(Element location listings)
··········

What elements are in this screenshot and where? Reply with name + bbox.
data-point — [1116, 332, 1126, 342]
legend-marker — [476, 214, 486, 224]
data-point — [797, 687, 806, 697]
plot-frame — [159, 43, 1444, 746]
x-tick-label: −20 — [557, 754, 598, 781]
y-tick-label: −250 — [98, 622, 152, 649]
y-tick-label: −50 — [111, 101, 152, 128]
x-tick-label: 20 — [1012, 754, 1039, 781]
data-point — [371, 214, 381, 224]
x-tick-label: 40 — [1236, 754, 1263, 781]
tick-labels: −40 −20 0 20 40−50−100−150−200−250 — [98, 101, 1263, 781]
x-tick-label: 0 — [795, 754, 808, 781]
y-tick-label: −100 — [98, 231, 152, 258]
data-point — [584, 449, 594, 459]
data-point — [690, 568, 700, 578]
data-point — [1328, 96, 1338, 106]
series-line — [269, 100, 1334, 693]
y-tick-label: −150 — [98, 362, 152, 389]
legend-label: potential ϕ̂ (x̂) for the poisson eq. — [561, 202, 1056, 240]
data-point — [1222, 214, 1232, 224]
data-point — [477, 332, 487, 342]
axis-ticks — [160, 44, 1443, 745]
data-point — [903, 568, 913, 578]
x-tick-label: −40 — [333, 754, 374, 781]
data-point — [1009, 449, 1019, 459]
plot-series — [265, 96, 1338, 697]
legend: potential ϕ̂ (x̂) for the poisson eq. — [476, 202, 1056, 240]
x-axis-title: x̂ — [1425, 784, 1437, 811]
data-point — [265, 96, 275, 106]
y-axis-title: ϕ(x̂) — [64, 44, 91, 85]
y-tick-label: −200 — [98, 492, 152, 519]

··········

Prompt: How many lines in the data above contain the string "point"? Give only the count.

Complete response: 11